* Task description:
Repeat all of the material exactly as given.

* Records for the task:
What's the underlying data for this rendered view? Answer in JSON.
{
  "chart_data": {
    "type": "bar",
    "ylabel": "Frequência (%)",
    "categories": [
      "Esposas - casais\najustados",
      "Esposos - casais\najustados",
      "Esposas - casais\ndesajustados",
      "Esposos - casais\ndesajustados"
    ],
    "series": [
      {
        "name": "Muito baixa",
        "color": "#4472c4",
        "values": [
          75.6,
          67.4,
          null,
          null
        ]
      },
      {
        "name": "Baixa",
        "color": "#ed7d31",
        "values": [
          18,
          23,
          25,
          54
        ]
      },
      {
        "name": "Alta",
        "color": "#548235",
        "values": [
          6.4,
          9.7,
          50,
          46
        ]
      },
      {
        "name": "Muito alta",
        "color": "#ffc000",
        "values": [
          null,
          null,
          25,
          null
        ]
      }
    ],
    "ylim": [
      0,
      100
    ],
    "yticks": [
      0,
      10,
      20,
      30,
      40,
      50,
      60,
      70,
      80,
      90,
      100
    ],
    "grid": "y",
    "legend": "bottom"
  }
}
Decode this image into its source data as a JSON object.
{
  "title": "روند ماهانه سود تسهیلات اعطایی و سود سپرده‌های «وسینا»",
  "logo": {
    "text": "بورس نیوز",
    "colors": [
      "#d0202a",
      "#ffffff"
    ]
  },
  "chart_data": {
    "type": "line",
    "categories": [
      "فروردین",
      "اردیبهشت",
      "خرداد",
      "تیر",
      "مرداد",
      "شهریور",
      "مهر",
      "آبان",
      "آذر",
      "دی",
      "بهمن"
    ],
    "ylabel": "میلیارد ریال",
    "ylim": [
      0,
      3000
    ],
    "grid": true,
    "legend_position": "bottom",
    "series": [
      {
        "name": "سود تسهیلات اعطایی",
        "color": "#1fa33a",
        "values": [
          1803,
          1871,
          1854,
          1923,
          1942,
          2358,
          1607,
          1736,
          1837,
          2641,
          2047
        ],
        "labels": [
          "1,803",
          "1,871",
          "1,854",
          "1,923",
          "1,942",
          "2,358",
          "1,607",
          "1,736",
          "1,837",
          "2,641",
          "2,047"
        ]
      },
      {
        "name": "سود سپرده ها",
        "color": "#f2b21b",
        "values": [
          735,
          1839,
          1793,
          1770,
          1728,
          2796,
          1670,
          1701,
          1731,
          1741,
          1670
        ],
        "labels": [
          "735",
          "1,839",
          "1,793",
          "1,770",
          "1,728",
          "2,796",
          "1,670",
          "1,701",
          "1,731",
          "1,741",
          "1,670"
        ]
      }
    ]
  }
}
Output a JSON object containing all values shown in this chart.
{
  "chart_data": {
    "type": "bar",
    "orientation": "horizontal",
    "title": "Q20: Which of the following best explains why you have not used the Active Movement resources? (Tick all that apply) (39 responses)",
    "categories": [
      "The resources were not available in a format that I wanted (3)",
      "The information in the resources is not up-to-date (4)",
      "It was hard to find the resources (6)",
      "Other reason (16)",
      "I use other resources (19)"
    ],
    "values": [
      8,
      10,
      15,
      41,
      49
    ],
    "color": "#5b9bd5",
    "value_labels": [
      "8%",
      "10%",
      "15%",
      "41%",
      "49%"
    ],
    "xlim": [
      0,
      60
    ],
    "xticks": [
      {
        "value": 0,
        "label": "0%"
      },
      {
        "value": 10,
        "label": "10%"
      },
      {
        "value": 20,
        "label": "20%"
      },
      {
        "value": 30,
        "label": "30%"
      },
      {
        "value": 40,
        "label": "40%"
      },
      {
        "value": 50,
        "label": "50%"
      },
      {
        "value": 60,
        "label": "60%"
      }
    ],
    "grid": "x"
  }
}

* Full answer:
What's the underlying data for this rendered view? Answer in JSON.
{
  "chart_data": {
    "type": "bar",
    "ylabel": "Frequência (%)",
    "categories": [
      "Esposas - casais\najustados",
      "Esposos - casais\najustados",
      "Esposas - casais\ndesajustados",
      "Esposos - casais\ndesajustados"
    ],
    "series": [
      {
        "name": "Muito baixa",
        "color": "#4472c4",
        "values": [
          75.6,
          67.4,
          null,
          null
        ]
      },
      {
        "name": "Baixa",
        "color": "#ed7d31",
        "values": [
          18,
          23,
          25,
          54
        ]
      },
      {
        "name": "Alta",
        "color": "#548235",
        "values": [
          6.4,
          9.7,
          50,
          46
        ]
      },
      {
        "name": "Muito alta",
        "color": "#ffc000",
        "values": [
          null,
          null,
          25,
          null
        ]
      }
    ],
    "ylim": [
      0,
      100
    ],
    "yticks": [
      0,
      10,
      20,
      30,
      40,
      50,
      60,
      70,
      80,
      90,
      100
    ],
    "grid": "y",
    "legend": "bottom"
  }
}
Decode this image into its source data as a JSON object.
{
  "title": "روند ماهانه سود تسهیلات اعطایی و سود سپرده‌های «وسینا»",
  "logo": {
    "text": "بورس نیوز",
    "colors": [
      "#d0202a",
      "#ffffff"
    ]
  },
  "chart_data": {
    "type": "line",
    "categories": [
      "فروردین",
      "اردیبهشت",
      "خرداد",
      "تیر",
      "مرداد",
      "شهریور",
      "مهر",
      "آبان",
      "آذر",
      "دی",
      "بهمن"
    ],
    "ylabel": "میلیارد ریال",
    "ylim": [
      0,
      3000
    ],
    "grid": true,
    "legend_position": "bottom",
    "series": [
      {
        "name": "سود تسهیلات اعطایی",
        "color": "#1fa33a",
        "values": [
          1803,
          1871,
          1854,
          1923,
          1942,
          2358,
          1607,
          1736,
          1837,
          2641,
          2047
        ],
        "labels": [
          "1,803",
          "1,871",
          "1,854",
          "1,923",
          "1,942",
          "2,358",
          "1,607",
          "1,736",
          "1,837",
          "2,641",
          "2,047"
        ]
      },
      {
        "name": "سود سپرده ها",
        "color": "#f2b21b",
        "values": [
          735,
          1839,
          1793,
          1770,
          1728,
          2796,
          1670,
          1701,
          1731,
          1741,
          1670
        ],
        "labels": [
          "735",
          "1,839",
          "1,793",
          "1,770",
          "1,728",
          "2,796",
          "1,670",
          "1,701",
          "1,731",
          "1,741",
          "1,670"
        ]
      }
    ]
  }
}
Output a JSON object containing all values shown in this chart.
{
  "chart_data": {
    "type": "bar",
    "orientation": "horizontal",
    "title": "Q20: Which of the following best explains why you have not used the Active Movement resources? (Tick all that apply) (39 responses)",
    "categories": [
      "The resources were not available in a format that I wanted (3)",
      "The information in the resources is not up-to-date (4)",
      "It was hard to find the resources (6)",
      "Other reason (16)",
      "I use other resources (19)"
    ],
    "values": [
      8,
      10,
      15,
      41,
      49
    ],
    "color": "#5b9bd5",
    "value_labels": [
      "8%",
      "10%",
      "15%",
      "41%",
      "49%"
    ],
    "xlim": [
      0,
      60
    ],
    "xticks": [
      {
        "value": 0,
        "label": "0%"
      },
      {
        "value": 10,
        "label": "10%"
      },
      {
        "value": 20,
        "label": "20%"
      },
      {
        "value": 30,
        "label": "30%"
      },
      {
        "value": 40,
        "label": "40%"
      },
      {
        "value": 50,
        "label": "50%"
      },
      {
        "value": 60,
        "label": "60%"
      }
    ],
    "grid": "x"
  }
}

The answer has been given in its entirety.